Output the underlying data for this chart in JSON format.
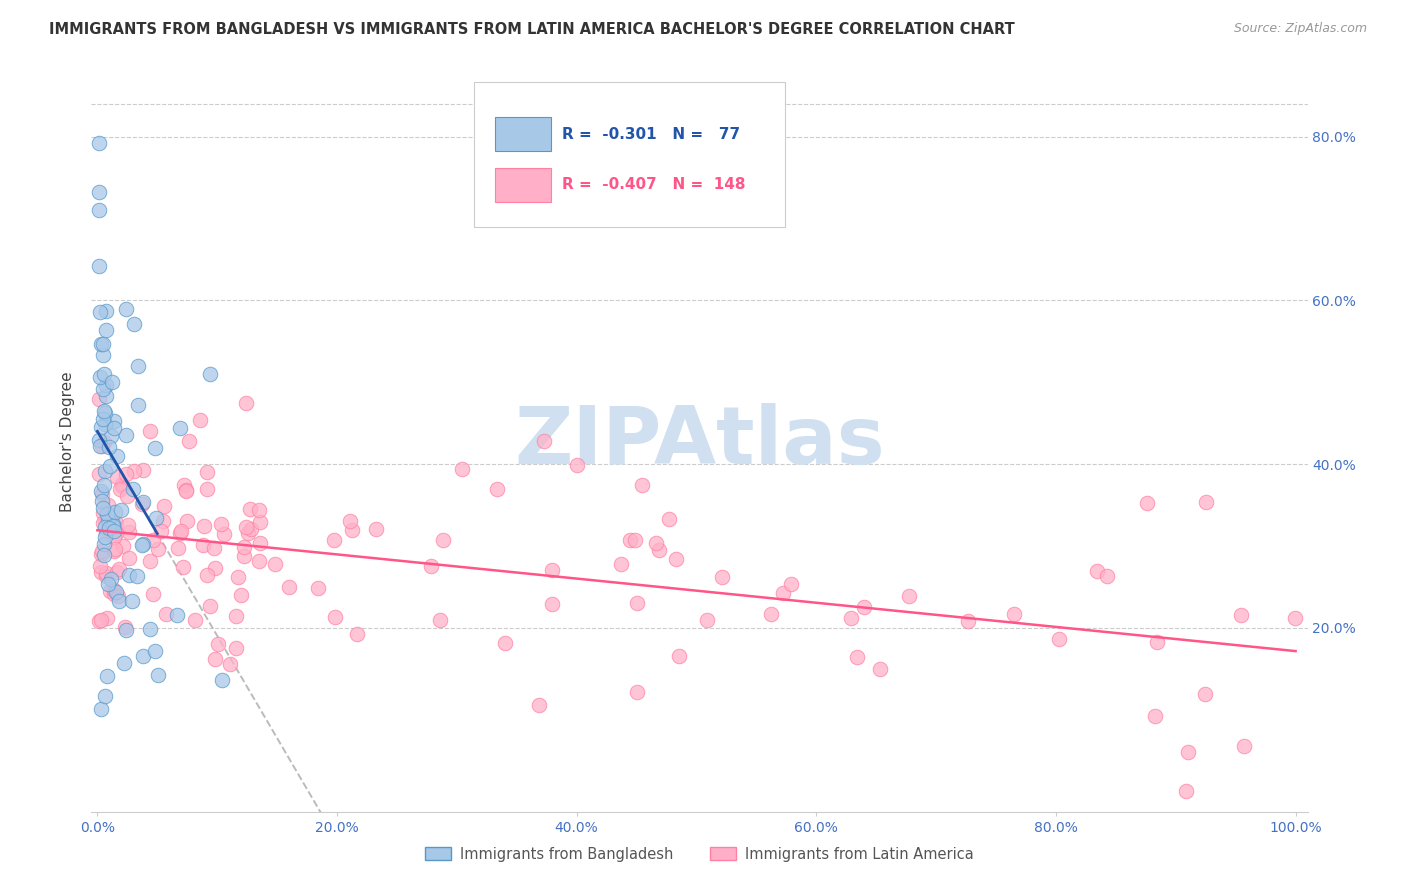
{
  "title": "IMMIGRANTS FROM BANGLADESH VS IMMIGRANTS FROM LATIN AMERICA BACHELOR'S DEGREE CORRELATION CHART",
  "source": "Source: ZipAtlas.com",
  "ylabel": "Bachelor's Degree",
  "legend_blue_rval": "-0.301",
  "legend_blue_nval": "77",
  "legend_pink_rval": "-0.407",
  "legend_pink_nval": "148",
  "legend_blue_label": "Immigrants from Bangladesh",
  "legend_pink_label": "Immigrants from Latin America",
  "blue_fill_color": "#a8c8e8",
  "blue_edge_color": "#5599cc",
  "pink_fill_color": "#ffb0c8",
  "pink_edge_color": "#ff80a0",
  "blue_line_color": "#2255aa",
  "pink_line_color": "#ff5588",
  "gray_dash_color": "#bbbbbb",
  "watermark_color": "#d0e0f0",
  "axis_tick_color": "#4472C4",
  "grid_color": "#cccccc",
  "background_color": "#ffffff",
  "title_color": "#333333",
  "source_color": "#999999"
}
...
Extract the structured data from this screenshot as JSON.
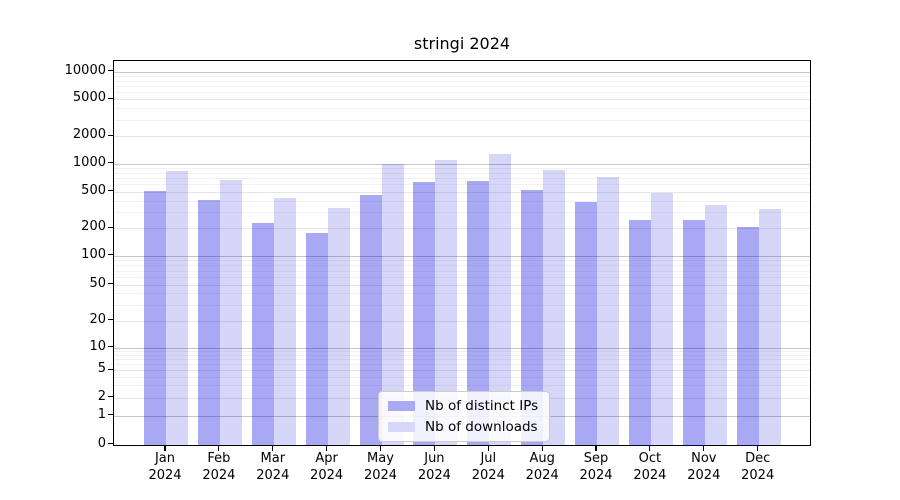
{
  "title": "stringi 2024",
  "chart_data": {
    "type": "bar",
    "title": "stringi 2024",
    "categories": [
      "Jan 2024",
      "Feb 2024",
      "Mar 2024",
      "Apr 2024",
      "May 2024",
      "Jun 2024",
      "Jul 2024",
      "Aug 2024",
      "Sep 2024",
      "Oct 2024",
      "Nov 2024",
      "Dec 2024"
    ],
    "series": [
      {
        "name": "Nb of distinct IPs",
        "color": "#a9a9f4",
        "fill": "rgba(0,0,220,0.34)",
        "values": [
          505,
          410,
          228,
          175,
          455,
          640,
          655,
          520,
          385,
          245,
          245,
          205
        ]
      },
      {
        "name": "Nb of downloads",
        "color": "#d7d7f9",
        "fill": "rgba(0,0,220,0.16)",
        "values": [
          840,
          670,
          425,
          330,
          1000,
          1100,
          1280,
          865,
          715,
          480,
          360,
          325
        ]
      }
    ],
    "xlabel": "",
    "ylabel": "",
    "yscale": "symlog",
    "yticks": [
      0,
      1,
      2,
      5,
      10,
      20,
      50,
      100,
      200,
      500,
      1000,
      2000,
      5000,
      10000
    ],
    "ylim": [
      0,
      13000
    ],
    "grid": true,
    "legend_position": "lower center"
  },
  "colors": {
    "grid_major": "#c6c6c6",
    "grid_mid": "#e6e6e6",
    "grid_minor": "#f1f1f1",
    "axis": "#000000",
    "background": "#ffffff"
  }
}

§ DIRECTIVE
Copy every single line of the material above that holds "rgba".

§ RESULT BELOW
        "fill": "rgba(0,0,220,0.34)",
        "fill": "rgba(0,0,220,0.16)",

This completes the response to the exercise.